[What you have to do] Return all lines from the listing below in which the string "text" occurs.

[Extracted records]
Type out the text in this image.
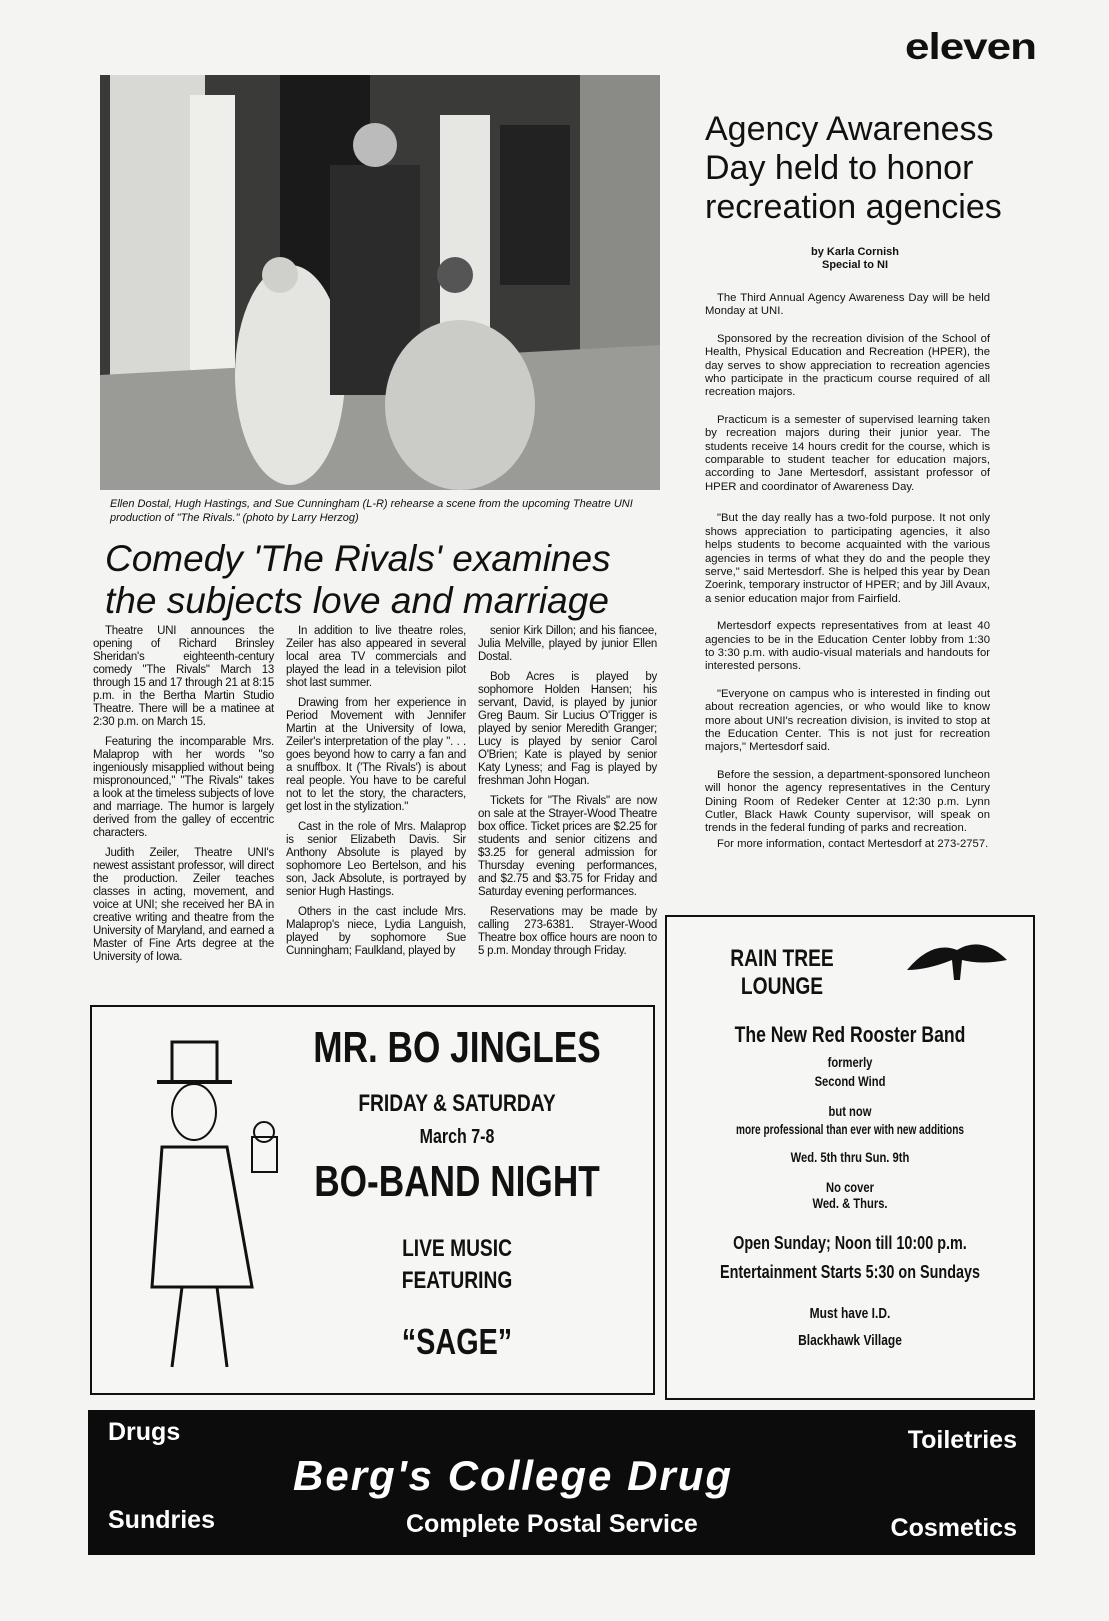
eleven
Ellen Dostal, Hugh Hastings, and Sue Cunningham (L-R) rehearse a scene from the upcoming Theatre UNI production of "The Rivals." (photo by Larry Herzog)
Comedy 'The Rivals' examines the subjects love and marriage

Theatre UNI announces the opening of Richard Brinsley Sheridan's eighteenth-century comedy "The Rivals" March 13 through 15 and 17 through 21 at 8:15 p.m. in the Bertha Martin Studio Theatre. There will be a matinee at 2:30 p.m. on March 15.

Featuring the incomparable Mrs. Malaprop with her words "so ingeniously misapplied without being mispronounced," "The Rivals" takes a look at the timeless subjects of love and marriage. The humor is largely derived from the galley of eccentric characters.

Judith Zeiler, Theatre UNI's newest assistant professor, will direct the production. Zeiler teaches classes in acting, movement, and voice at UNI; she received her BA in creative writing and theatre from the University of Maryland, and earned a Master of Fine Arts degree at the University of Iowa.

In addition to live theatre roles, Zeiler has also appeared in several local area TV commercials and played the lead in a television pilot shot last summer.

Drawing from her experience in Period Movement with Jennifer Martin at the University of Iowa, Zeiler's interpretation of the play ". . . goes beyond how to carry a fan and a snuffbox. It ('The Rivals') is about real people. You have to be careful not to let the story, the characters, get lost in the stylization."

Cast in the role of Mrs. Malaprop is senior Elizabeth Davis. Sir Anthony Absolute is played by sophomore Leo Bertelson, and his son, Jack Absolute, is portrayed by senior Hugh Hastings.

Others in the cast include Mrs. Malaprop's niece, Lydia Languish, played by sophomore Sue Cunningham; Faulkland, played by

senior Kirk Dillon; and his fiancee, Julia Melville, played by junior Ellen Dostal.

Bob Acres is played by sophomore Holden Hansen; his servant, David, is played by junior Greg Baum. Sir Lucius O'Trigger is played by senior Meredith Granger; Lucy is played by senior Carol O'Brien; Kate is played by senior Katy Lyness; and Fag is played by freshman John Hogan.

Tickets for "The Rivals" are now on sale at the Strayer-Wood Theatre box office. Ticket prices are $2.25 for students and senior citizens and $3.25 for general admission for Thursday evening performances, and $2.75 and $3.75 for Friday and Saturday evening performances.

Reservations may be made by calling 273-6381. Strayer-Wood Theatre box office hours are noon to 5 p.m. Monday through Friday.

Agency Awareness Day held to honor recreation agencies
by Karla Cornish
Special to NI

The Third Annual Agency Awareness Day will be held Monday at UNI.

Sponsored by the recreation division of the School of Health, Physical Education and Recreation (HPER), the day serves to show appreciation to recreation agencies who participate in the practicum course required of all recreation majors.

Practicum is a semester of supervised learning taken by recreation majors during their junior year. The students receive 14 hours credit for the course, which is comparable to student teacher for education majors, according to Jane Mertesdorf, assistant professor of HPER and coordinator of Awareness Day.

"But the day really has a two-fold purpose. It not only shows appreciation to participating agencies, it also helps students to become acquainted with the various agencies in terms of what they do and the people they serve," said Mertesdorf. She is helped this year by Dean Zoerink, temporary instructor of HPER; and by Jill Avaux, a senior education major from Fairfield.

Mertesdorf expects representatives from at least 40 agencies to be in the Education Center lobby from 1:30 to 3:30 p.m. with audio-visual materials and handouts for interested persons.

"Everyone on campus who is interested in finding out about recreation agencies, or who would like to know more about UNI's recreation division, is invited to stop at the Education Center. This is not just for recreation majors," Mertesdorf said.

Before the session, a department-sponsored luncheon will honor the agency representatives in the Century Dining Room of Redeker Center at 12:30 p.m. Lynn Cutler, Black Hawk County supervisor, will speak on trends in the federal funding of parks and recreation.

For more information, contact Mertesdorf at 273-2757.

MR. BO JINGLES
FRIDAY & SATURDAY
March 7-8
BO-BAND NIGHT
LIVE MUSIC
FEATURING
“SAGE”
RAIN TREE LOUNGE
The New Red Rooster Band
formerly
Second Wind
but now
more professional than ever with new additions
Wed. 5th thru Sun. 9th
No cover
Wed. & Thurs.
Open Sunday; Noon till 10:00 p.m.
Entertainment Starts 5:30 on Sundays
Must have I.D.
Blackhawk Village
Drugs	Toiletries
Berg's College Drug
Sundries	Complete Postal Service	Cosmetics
==
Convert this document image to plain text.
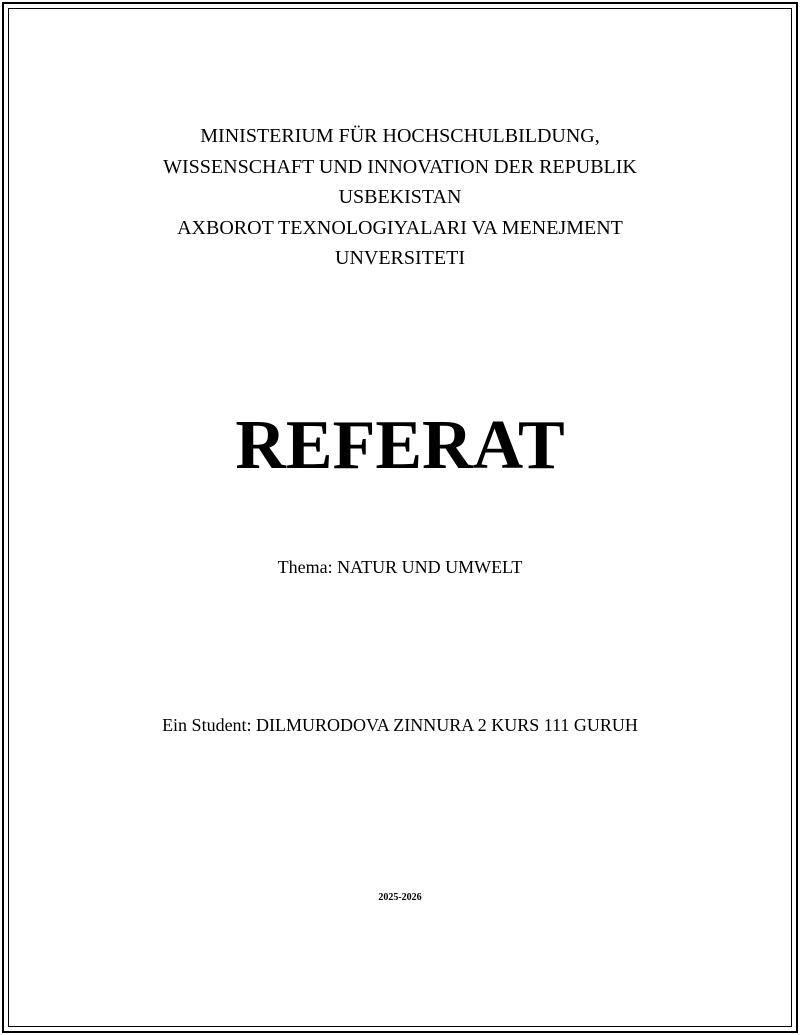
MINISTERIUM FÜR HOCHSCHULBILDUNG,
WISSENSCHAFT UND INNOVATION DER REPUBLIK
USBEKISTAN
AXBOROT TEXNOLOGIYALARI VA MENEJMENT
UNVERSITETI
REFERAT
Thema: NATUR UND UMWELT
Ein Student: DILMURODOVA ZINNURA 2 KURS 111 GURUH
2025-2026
==
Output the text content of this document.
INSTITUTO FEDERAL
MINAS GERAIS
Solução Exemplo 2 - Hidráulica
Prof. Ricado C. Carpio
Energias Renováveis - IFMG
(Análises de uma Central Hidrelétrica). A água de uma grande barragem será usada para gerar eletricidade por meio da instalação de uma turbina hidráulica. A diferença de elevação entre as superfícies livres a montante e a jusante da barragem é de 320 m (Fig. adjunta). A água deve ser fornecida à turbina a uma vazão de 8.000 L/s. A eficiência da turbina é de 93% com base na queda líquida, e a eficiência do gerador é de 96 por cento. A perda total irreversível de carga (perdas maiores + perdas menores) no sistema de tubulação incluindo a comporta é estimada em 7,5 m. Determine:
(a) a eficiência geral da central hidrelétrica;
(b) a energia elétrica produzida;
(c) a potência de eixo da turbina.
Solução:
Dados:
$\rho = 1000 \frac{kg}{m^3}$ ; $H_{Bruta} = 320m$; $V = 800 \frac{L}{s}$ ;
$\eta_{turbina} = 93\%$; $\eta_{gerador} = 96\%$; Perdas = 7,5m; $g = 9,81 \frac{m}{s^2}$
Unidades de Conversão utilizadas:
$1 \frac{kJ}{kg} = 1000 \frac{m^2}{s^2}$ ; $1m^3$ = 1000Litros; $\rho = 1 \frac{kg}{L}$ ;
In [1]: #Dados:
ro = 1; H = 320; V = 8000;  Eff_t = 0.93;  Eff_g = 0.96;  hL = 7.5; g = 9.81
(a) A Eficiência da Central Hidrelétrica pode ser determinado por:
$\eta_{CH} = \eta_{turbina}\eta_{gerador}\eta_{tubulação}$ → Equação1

[Answer]
Type out the text in this image.
Convert this document image to plain text.
Output the text content of this document.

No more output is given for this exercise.